Task statement ->
Exact copies of all entries are expected.

_ _ _

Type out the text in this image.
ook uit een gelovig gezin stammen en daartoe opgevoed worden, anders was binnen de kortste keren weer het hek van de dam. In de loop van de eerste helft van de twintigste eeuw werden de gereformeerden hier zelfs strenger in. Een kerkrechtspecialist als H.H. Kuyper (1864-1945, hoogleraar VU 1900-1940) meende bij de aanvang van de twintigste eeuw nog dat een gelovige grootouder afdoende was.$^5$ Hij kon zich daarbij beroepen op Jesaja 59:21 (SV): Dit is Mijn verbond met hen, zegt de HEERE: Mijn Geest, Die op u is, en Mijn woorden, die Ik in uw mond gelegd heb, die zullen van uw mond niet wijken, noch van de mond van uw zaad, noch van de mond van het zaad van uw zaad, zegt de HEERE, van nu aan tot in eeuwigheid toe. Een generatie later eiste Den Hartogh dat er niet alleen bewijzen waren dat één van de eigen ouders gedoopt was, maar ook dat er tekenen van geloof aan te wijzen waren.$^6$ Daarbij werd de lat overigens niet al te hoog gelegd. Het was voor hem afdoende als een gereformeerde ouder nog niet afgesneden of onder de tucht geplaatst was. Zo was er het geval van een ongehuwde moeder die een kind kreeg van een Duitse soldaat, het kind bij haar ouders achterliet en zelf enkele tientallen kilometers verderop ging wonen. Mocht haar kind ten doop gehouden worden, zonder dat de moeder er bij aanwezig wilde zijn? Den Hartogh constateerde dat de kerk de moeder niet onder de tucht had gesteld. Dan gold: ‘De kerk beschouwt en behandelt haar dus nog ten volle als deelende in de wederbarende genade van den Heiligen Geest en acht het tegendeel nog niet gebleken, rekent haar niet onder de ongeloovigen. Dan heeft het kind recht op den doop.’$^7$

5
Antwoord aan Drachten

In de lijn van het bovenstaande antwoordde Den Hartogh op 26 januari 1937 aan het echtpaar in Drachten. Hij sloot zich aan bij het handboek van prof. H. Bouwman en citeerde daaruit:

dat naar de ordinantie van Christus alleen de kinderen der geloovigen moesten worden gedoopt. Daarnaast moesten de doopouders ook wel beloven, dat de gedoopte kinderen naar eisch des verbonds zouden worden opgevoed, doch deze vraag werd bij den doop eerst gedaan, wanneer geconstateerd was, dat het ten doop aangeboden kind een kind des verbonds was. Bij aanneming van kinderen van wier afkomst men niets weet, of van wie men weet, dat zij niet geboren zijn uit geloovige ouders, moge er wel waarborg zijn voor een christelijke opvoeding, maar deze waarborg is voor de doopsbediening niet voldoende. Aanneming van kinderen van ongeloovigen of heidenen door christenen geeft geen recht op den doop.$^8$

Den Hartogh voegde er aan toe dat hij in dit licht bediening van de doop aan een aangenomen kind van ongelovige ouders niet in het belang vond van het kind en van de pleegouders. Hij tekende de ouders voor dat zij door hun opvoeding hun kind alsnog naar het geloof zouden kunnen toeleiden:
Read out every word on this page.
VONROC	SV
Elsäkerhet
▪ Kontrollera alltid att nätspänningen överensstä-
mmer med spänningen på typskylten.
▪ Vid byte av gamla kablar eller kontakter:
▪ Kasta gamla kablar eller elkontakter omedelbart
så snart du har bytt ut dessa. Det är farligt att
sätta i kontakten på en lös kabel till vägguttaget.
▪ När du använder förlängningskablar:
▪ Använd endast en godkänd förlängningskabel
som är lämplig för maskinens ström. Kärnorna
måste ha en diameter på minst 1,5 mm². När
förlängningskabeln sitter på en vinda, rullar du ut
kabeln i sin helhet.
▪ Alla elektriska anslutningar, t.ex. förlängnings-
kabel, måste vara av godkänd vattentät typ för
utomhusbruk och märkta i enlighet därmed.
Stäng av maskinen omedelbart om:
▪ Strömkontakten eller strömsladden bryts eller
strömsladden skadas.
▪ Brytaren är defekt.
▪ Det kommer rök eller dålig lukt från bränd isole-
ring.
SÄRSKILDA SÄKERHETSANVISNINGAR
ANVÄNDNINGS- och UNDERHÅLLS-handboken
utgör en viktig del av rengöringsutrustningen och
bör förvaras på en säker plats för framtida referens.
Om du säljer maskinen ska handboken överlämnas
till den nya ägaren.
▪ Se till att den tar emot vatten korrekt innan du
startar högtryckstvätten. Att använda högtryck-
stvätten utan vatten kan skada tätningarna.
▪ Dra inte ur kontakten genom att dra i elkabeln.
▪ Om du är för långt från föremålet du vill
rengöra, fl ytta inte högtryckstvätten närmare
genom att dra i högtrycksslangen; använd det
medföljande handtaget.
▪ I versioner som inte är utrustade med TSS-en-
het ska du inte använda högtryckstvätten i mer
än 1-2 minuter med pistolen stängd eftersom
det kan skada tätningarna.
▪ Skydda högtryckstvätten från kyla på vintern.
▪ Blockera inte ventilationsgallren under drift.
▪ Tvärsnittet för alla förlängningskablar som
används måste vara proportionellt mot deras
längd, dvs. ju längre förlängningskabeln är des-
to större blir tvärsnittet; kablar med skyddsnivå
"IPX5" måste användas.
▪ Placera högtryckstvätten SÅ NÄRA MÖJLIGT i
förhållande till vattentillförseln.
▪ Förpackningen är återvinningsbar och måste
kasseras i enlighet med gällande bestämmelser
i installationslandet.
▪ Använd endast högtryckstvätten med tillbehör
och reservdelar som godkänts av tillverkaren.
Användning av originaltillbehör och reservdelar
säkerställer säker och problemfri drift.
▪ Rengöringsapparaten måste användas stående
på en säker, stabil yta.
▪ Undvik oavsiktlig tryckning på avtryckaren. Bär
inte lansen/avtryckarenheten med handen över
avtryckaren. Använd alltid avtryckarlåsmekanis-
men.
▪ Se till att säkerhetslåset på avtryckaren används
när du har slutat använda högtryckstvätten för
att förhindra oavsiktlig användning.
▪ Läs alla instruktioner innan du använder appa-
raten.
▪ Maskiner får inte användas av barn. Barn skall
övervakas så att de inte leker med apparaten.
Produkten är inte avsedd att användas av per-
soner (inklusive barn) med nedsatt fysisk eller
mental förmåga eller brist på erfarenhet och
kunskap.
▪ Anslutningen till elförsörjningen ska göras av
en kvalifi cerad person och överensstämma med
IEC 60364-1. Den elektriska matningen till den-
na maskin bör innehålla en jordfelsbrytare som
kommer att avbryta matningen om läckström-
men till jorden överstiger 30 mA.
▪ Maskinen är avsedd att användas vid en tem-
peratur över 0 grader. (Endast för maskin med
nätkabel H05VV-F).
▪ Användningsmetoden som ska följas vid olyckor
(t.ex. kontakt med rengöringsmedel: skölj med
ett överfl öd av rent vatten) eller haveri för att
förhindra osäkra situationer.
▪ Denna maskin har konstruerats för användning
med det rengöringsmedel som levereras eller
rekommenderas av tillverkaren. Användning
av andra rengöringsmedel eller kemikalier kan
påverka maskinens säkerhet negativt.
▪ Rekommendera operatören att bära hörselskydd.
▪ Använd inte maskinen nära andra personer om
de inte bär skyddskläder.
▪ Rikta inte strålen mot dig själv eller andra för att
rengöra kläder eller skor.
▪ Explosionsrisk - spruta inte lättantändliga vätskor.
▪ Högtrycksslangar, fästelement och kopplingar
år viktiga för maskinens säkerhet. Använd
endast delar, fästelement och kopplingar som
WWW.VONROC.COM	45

_ _ _

Result of the task ->
Type out the text in this image.
ook uit een gelovig gezin stammen en daartoe opgevoed worden, anders was binnen de kortste keren weer het hek van de dam. In de loop van de eerste helft van de twintigste eeuw werden de gereformeerden hier zelfs strenger in. Een kerkrechtspecialist als H.H. Kuyper (1864-1945, hoogleraar VU 1900-1940) meende bij de aanvang van de twintigste eeuw nog dat een gelovige grootouder afdoende was.$^5$ Hij kon zich daarbij beroepen op Jesaja 59:21 (SV): Dit is Mijn verbond met hen, zegt de HEERE: Mijn Geest, Die op u is, en Mijn woorden, die Ik in uw mond gelegd heb, die zullen van uw mond niet wijken, noch van de mond van uw zaad, noch van de mond van het zaad van uw zaad, zegt de HEERE, van nu aan tot in eeuwigheid toe. Een generatie later eiste Den Hartogh dat er niet alleen bewijzen waren dat één van de eigen ouders gedoopt was, maar ook dat er tekenen van geloof aan te wijzen waren.$^6$ Daarbij werd de lat overigens niet al te hoog gelegd. Het was voor hem afdoende als een gereformeerde ouder nog niet afgesneden of onder de tucht geplaatst was. Zo was er het geval van een ongehuwde moeder die een kind kreeg van een Duitse soldaat, het kind bij haar ouders achterliet en zelf enkele tientallen kilometers verderop ging wonen. Mocht haar kind ten doop gehouden worden, zonder dat de moeder er bij aanwezig wilde zijn? Den Hartogh constateerde dat de kerk de moeder niet onder de tucht had gesteld. Dan gold: ‘De kerk beschouwt en behandelt haar dus nog ten volle als deelende in de wederbarende genade van den Heiligen Geest en acht het tegendeel nog niet gebleken, rekent haar niet onder de ongeloovigen. Dan heeft het kind recht op den doop.’$^7$

5
Antwoord aan Drachten

In de lijn van het bovenstaande antwoordde Den Hartogh op 26 januari 1937 aan het echtpaar in Drachten. Hij sloot zich aan bij het handboek van prof. H. Bouwman en citeerde daaruit:

dat naar de ordinantie van Christus alleen de kinderen der geloovigen moesten worden gedoopt. Daarnaast moesten de doopouders ook wel beloven, dat de gedoopte kinderen naar eisch des verbonds zouden worden opgevoed, doch deze vraag werd bij den doop eerst gedaan, wanneer geconstateerd was, dat het ten doop aangeboden kind een kind des verbonds was. Bij aanneming van kinderen van wier afkomst men niets weet, of van wie men weet, dat zij niet geboren zijn uit geloovige ouders, moge er wel waarborg zijn voor een christelijke opvoeding, maar deze waarborg is voor de doopsbediening niet voldoende. Aanneming van kinderen van ongeloovigen of heidenen door christenen geeft geen recht op den doop.$^8$

Den Hartogh voegde er aan toe dat hij in dit licht bediening van de doop aan een aangenomen kind van ongelovige ouders niet in het belang vond van het kind en van de pleegouders. Hij tekende de ouders voor dat zij door hun opvoeding hun kind alsnog naar het geloof zouden kunnen toeleiden:
Read out every word on this page.
VONROC	SV
Elsäkerhet
▪ Kontrollera alltid att nätspänningen överensstä-
mmer med spänningen på typskylten.
▪ Vid byte av gamla kablar eller kontakter:
▪ Kasta gamla kablar eller elkontakter omedelbart
så snart du har bytt ut dessa. Det är farligt att
sätta i kontakten på en lös kabel till vägguttaget.
▪ När du använder förlängningskablar:
▪ Använd endast en godkänd förlängningskabel
som är lämplig för maskinens ström. Kärnorna
måste ha en diameter på minst 1,5 mm². När
förlängningskabeln sitter på en vinda, rullar du ut
kabeln i sin helhet.
▪ Alla elektriska anslutningar, t.ex. förlängnings-
kabel, måste vara av godkänd vattentät typ för
utomhusbruk och märkta i enlighet därmed.
Stäng av maskinen omedelbart om:
▪ Strömkontakten eller strömsladden bryts eller
strömsladden skadas.
▪ Brytaren är defekt.
▪ Det kommer rök eller dålig lukt från bränd isole-
ring.
SÄRSKILDA SÄKERHETSANVISNINGAR
ANVÄNDNINGS- och UNDERHÅLLS-handboken
utgör en viktig del av rengöringsutrustningen och
bör förvaras på en säker plats för framtida referens.
Om du säljer maskinen ska handboken överlämnas
till den nya ägaren.
▪ Se till att den tar emot vatten korrekt innan du
startar högtryckstvätten. Att använda högtryck-
stvätten utan vatten kan skada tätningarna.
▪ Dra inte ur kontakten genom att dra i elkabeln.
▪ Om du är för långt från föremålet du vill
rengöra, fl ytta inte högtryckstvätten närmare
genom att dra i högtrycksslangen; använd det
medföljande handtaget.
▪ I versioner som inte är utrustade med TSS-en-
het ska du inte använda högtryckstvätten i mer
än 1-2 minuter med pistolen stängd eftersom
det kan skada tätningarna.
▪ Skydda högtryckstvätten från kyla på vintern.
▪ Blockera inte ventilationsgallren under drift.
▪ Tvärsnittet för alla förlängningskablar som
används måste vara proportionellt mot deras
längd, dvs. ju längre förlängningskabeln är des-
to större blir tvärsnittet; kablar med skyddsnivå
"IPX5" måste användas.
▪ Placera högtryckstvätten SÅ NÄRA MÖJLIGT i
förhållande till vattentillförseln.
▪ Förpackningen är återvinningsbar och måste
kasseras i enlighet med gällande bestämmelser
i installationslandet.
▪ Använd endast högtryckstvätten med tillbehör
och reservdelar som godkänts av tillverkaren.
Användning av originaltillbehör och reservdelar
säkerställer säker och problemfri drift.
▪ Rengöringsapparaten måste användas stående
på en säker, stabil yta.
▪ Undvik oavsiktlig tryckning på avtryckaren. Bär
inte lansen/avtryckarenheten med handen över
avtryckaren. Använd alltid avtryckarlåsmekanis-
men.
▪ Se till att säkerhetslåset på avtryckaren används
när du har slutat använda högtryckstvätten för
att förhindra oavsiktlig användning.
▪ Läs alla instruktioner innan du använder appa-
raten.
▪ Maskiner får inte användas av barn. Barn skall
övervakas så att de inte leker med apparaten.
Produkten är inte avsedd att användas av per-
soner (inklusive barn) med nedsatt fysisk eller
mental förmåga eller brist på erfarenhet och
kunskap.
▪ Anslutningen till elförsörjningen ska göras av
en kvalifi cerad person och överensstämma med
IEC 60364-1. Den elektriska matningen till den-
na maskin bör innehålla en jordfelsbrytare som
kommer att avbryta matningen om läckström-
men till jorden överstiger 30 mA.
▪ Maskinen är avsedd att användas vid en tem-
peratur över 0 grader. (Endast för maskin med
nätkabel H05VV-F).
▪ Användningsmetoden som ska följas vid olyckor
(t.ex. kontakt med rengöringsmedel: skölj med
ett överfl öd av rent vatten) eller haveri för att
förhindra osäkra situationer.
▪ Denna maskin har konstruerats för användning
med det rengöringsmedel som levereras eller
rekommenderas av tillverkaren. Användning
av andra rengöringsmedel eller kemikalier kan
påverka maskinens säkerhet negativt.
▪ Rekommendera operatören att bära hörselskydd.
▪ Använd inte maskinen nära andra personer om
de inte bär skyddskläder.
▪ Rikta inte strålen mot dig själv eller andra för att
rengöra kläder eller skor.
▪ Explosionsrisk - spruta inte lättantändliga vätskor.
▪ Högtrycksslangar, fästelement och kopplingar
år viktiga för maskinens säkerhet. Använd
endast delar, fästelement och kopplingar som
WWW.VONROC.COM	45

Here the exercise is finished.